Task details
Leave out every picture, then transcribe the rest of the listing exactly.

══ Given records ══

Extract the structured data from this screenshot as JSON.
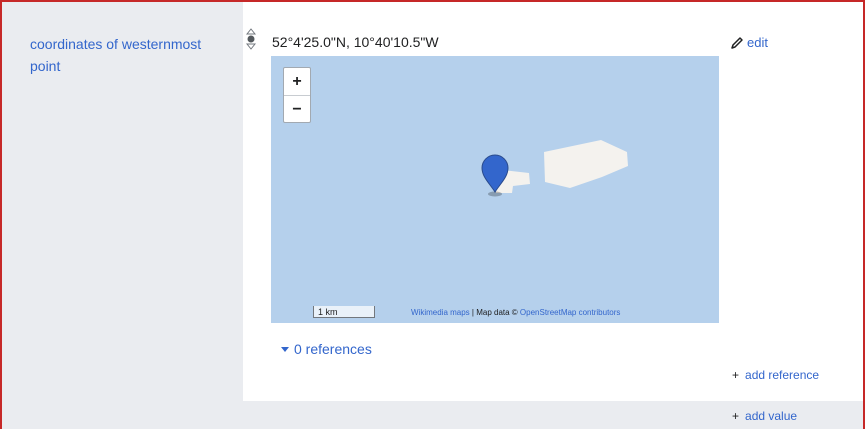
{
  "property": {
    "label": "coordinates of westernmost point"
  },
  "statement": {
    "coordinates": "52°4'25.0\"N, 10°40'10.5\"W",
    "edit_label": "edit"
  },
  "map": {
    "zoom_in_label": "+",
    "zoom_out_label": "−",
    "scale_label": "1 km",
    "attribution_source": "Wikimedia maps",
    "attribution_middle": " | Map data © ",
    "attribution_osm": "OpenStreetMap contributors",
    "water_color": "#b5d0ec",
    "land_color": "#f2efe9",
    "marker_color": "#3366cc"
  },
  "references": {
    "label": "0 references"
  },
  "actions": {
    "add_reference": "add reference",
    "add_value": "add value",
    "plus_symbol": "+"
  },
  "colors": {
    "link": "#3366cc",
    "frame": "#c62828",
    "sidebar": "#eaecf0"
  }
}
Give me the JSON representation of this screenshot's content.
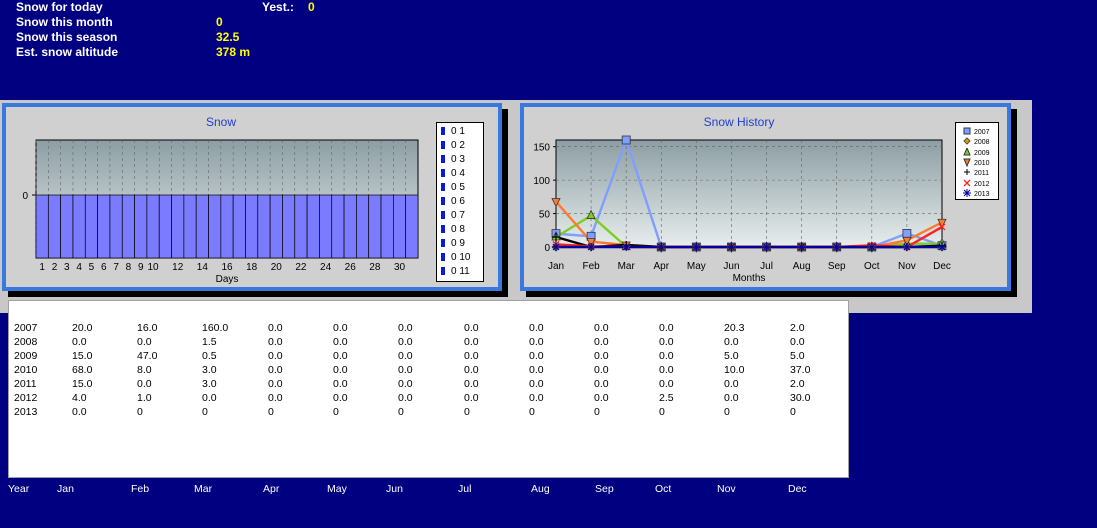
{
  "info": [
    {
      "label": "Snow for today",
      "value": ""
    },
    {
      "label": "Snow this month",
      "value": "0"
    },
    {
      "label": "Snow this season",
      "value": "32.5"
    },
    {
      "label": "Est. snow altitude",
      "value": "378 m"
    }
  ],
  "yesterday": {
    "label": "Yest.:",
    "value": "0"
  },
  "snow_chart": {
    "title": "Snow",
    "xlabel": "Days",
    "ytick": "0",
    "legend": [
      "0 1",
      "0 2",
      "0 3",
      "0 4",
      "0 5",
      "0 6",
      "0 7",
      "0 8",
      "0 9",
      "0 10",
      "0 11"
    ],
    "colors": {
      "bar": "#7b7bff",
      "legend": "#0a1ccf"
    }
  },
  "chart_data": [
    {
      "type": "bar",
      "title": "Snow",
      "xlabel": "Days",
      "ylabel": "",
      "x": [
        1,
        2,
        3,
        4,
        5,
        6,
        7,
        8,
        9,
        10,
        11,
        12,
        13,
        14,
        15,
        16,
        17,
        18,
        19,
        20,
        21,
        22,
        23,
        24,
        25,
        26,
        27,
        28,
        29,
        30,
        31
      ],
      "values": [
        0,
        0,
        0,
        0,
        0,
        0,
        0,
        0,
        0,
        0,
        0,
        0,
        0,
        0,
        0,
        0,
        0,
        0,
        0,
        0,
        0,
        0,
        0,
        0,
        0,
        0,
        0,
        0,
        0,
        0,
        0
      ],
      "xticks": [
        "1",
        "2",
        "3",
        "4",
        "5",
        "6",
        "7",
        "8",
        "9",
        "10",
        "12",
        "14",
        "16",
        "18",
        "20",
        "22",
        "24",
        "26",
        "28",
        "30"
      ],
      "yticks": [
        "0"
      ],
      "grid": true,
      "legend_position": "right"
    },
    {
      "type": "line",
      "title": "Snow History",
      "xlabel": "Months",
      "ylabel": "",
      "categories": [
        "Jan",
        "Feb",
        "Mar",
        "Apr",
        "May",
        "Jun",
        "Jul",
        "Aug",
        "Sep",
        "Oct",
        "Nov",
        "Dec"
      ],
      "ylim": [
        0,
        160
      ],
      "yticks": [
        "0",
        "50",
        "100",
        "150"
      ],
      "grid": true,
      "legend_position": "right",
      "series": [
        {
          "name": "2007",
          "color": "#7f9fff",
          "values": [
            20.0,
            16.0,
            160.0,
            0,
            0,
            0,
            0,
            0,
            0,
            0,
            20.3,
            2.0
          ]
        },
        {
          "name": "2008",
          "color": "#d4a000",
          "values": [
            0,
            0,
            1.5,
            0,
            0,
            0,
            0,
            0,
            0,
            0,
            0,
            0
          ]
        },
        {
          "name": "2009",
          "color": "#7ccf20",
          "values": [
            15.0,
            47.0,
            0.5,
            0,
            0,
            0,
            0,
            0,
            0,
            0,
            5.0,
            5.0
          ]
        },
        {
          "name": "2010",
          "color": "#ff7a30",
          "values": [
            68.0,
            8.0,
            3.0,
            0,
            0,
            0,
            0,
            0,
            0,
            0,
            10.0,
            37.0
          ]
        },
        {
          "name": "2011",
          "color": "#000000",
          "values": [
            15.0,
            0,
            3.0,
            0,
            0,
            0,
            0,
            0,
            0,
            0,
            0,
            2.0
          ]
        },
        {
          "name": "2012",
          "color": "#ff2020",
          "values": [
            4.0,
            1.0,
            0,
            0,
            0,
            0,
            0,
            0,
            0,
            2.5,
            0,
            30.0
          ]
        },
        {
          "name": "2013",
          "color": "#0000a0",
          "values": [
            0,
            0,
            0,
            0,
            0,
            0,
            0,
            0,
            0,
            0,
            0,
            0
          ]
        }
      ]
    }
  ],
  "table": {
    "headers": [
      "Year",
      "Jan",
      "Feb",
      "Mar",
      "Apr",
      "May",
      "Jun",
      "Jul",
      "Aug",
      "Sep",
      "Oct",
      "Nov",
      "Dec"
    ],
    "rows": [
      [
        "2007",
        "20.0",
        "16.0",
        "160.0",
        "0.0",
        "0.0",
        "0.0",
        "0.0",
        "0.0",
        "0.0",
        "0.0",
        "20.3",
        "2.0"
      ],
      [
        "2008",
        "0.0",
        "0.0",
        "1.5",
        "0.0",
        "0.0",
        "0.0",
        "0.0",
        "0.0",
        "0.0",
        "0.0",
        "0.0",
        "0.0"
      ],
      [
        "2009",
        "15.0",
        "47.0",
        "0.5",
        "0.0",
        "0.0",
        "0.0",
        "0.0",
        "0.0",
        "0.0",
        "0.0",
        "5.0",
        "5.0"
      ],
      [
        "2010",
        "68.0",
        "8.0",
        "3.0",
        "0.0",
        "0.0",
        "0.0",
        "0.0",
        "0.0",
        "0.0",
        "0.0",
        "10.0",
        "37.0"
      ],
      [
        "2011",
        "15.0",
        "0.0",
        "3.0",
        "0.0",
        "0.0",
        "0.0",
        "0.0",
        "0.0",
        "0.0",
        "0.0",
        "0.0",
        "2.0"
      ],
      [
        "2012",
        "4.0",
        "1.0",
        "0.0",
        "0.0",
        "0.0",
        "0.0",
        "0.0",
        "0.0",
        "0.0",
        "2.5",
        "0.0",
        "30.0"
      ],
      [
        "2013",
        "0.0",
        "0",
        "0",
        "0",
        "0",
        "0",
        "0",
        "0",
        "0",
        "0",
        "0",
        "0"
      ]
    ]
  }
}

═══

Answer
Extract the structured data from this screenshot as JSON.
{
  "property": {
    "label": "coordinates of westernmost point"
  },
  "statement": {
    "coordinates": "52°4'25.0\"N, 10°40'10.5\"W",
    "edit_label": "edit"
  },
  "map": {
    "zoom_in_label": "+",
    "zoom_out_label": "−",
    "scale_label": "1 km",
    "attribution_source": "Wikimedia maps",
    "attribution_middle": " | Map data © ",
    "attribution_osm": "OpenStreetMap contributors",
    "water_color": "#b5d0ec",
    "land_color": "#f2efe9",
    "marker_color": "#3366cc"
  },
  "references": {
    "label": "0 references"
  },
  "actions": {
    "add_reference": "add reference",
    "add_value": "add value",
    "plus_symbol": "+"
  },
  "colors": {
    "link": "#3366cc",
    "frame": "#c62828",
    "sidebar": "#eaecf0"
  }
}
Give me the JSON representation of this screenshot's content.
{
  "info": [
    {
      "label": "Snow for today",
      "value": ""
    },
    {
      "label": "Snow this month",
      "value": "0"
    },
    {
      "label": "Snow this season",
      "value": "32.5"
    },
    {
      "label": "Est. snow altitude",
      "value": "378 m"
    }
  ],
  "yesterday": {
    "label": "Yest.:",
    "value": "0"
  },
  "snow_chart": {
    "title": "Snow",
    "xlabel": "Days",
    "ytick": "0",
    "legend": [
      "0 1",
      "0 2",
      "0 3",
      "0 4",
      "0 5",
      "0 6",
      "0 7",
      "0 8",
      "0 9",
      "0 10",
      "0 11"
    ],
    "colors": {
      "bar": "#7b7bff",
      "legend": "#0a1ccf"
    }
  },
  "chart_data": [
    {
      "type": "bar",
      "title": "Snow",
      "xlabel": "Days",
      "ylabel": "",
      "x": [
        1,
        2,
        3,
        4,
        5,
        6,
        7,
        8,
        9,
        10,
        11,
        12,
        13,
        14,
        15,
        16,
        17,
        18,
        19,
        20,
        21,
        22,
        23,
        24,
        25,
        26,
        27,
        28,
        29,
        30,
        31
      ],
      "values": [
        0,
        0,
        0,
        0,
        0,
        0,
        0,
        0,
        0,
        0,
        0,
        0,
        0,
        0,
        0,
        0,
        0,
        0,
        0,
        0,
        0,
        0,
        0,
        0,
        0,
        0,
        0,
        0,
        0,
        0,
        0
      ],
      "xticks": [
        "1",
        "2",
        "3",
        "4",
        "5",
        "6",
        "7",
        "8",
        "9",
        "10",
        "12",
        "14",
        "16",
        "18",
        "20",
        "22",
        "24",
        "26",
        "28",
        "30"
      ],
      "yticks": [
        "0"
      ],
      "grid": true,
      "legend_position": "right"
    },
    {
      "type": "line",
      "title": "Snow History",
      "xlabel": "Months",
      "ylabel": "",
      "categories": [
        "Jan",
        "Feb",
        "Mar",
        "Apr",
        "May",
        "Jun",
        "Jul",
        "Aug",
        "Sep",
        "Oct",
        "Nov",
        "Dec"
      ],
      "ylim": [
        0,
        160
      ],
      "yticks": [
        "0",
        "50",
        "100",
        "150"
      ],
      "grid": true,
      "legend_position": "right",
      "series": [
        {
          "name": "2007",
          "color": "#7f9fff",
          "values": [
            20.0,
            16.0,
            160.0,
            0,
            0,
            0,
            0,
            0,
            0,
            0,
            20.3,
            2.0
          ]
        },
        {
          "name": "2008",
          "color": "#d4a000",
          "values": [
            0,
            0,
            1.5,
            0,
            0,
            0,
            0,
            0,
            0,
            0,
            0,
            0
          ]
        },
        {
          "name": "2009",
          "color": "#7ccf20",
          "values": [
            15.0,
            47.0,
            0.5,
            0,
            0,
            0,
            0,
            0,
            0,
            0,
            5.0,
            5.0
          ]
        },
        {
          "name": "2010",
          "color": "#ff7a30",
          "values": [
            68.0,
            8.0,
            3.0,
            0,
            0,
            0,
            0,
            0,
            0,
            0,
            10.0,
            37.0
          ]
        },
        {
          "name": "2011",
          "color": "#000000",
          "values": [
            15.0,
            0,
            3.0,
            0,
            0,
            0,
            0,
            0,
            0,
            0,
            0,
            2.0
          ]
        },
        {
          "name": "2012",
          "color": "#ff2020",
          "values": [
            4.0,
            1.0,
            0,
            0,
            0,
            0,
            0,
            0,
            0,
            2.5,
            0,
            30.0
          ]
        },
        {
          "name": "2013",
          "color": "#0000a0",
          "values": [
            0,
            0,
            0,
            0,
            0,
            0,
            0,
            0,
            0,
            0,
            0,
            0
          ]
        }
      ]
    }
  ],
  "table": {
    "headers": [
      "Year",
      "Jan",
      "Feb",
      "Mar",
      "Apr",
      "May",
      "Jun",
      "Jul",
      "Aug",
      "Sep",
      "Oct",
      "Nov",
      "Dec"
    ],
    "rows": [
      [
        "2007",
        "20.0",
        "16.0",
        "160.0",
        "0.0",
        "0.0",
        "0.0",
        "0.0",
        "0.0",
        "0.0",
        "0.0",
        "20.3",
        "2.0"
      ],
      [
        "2008",
        "0.0",
        "0.0",
        "1.5",
        "0.0",
        "0.0",
        "0.0",
        "0.0",
        "0.0",
        "0.0",
        "0.0",
        "0.0",
        "0.0"
      ],
      [
        "2009",
        "15.0",
        "47.0",
        "0.5",
        "0.0",
        "0.0",
        "0.0",
        "0.0",
        "0.0",
        "0.0",
        "0.0",
        "5.0",
        "5.0"
      ],
      [
        "2010",
        "68.0",
        "8.0",
        "3.0",
        "0.0",
        "0.0",
        "0.0",
        "0.0",
        "0.0",
        "0.0",
        "0.0",
        "10.0",
        "37.0"
      ],
      [
        "2011",
        "15.0",
        "0.0",
        "3.0",
        "0.0",
        "0.0",
        "0.0",
        "0.0",
        "0.0",
        "0.0",
        "0.0",
        "0.0",
        "2.0"
      ],
      [
        "2012",
        "4.0",
        "1.0",
        "0.0",
        "0.0",
        "0.0",
        "0.0",
        "0.0",
        "0.0",
        "0.0",
        "2.5",
        "0.0",
        "30.0"
      ],
      [
        "2013",
        "0.0",
        "0",
        "0",
        "0",
        "0",
        "0",
        "0",
        "0",
        "0",
        "0",
        "0",
        "0"
      ]
    ]
  }
}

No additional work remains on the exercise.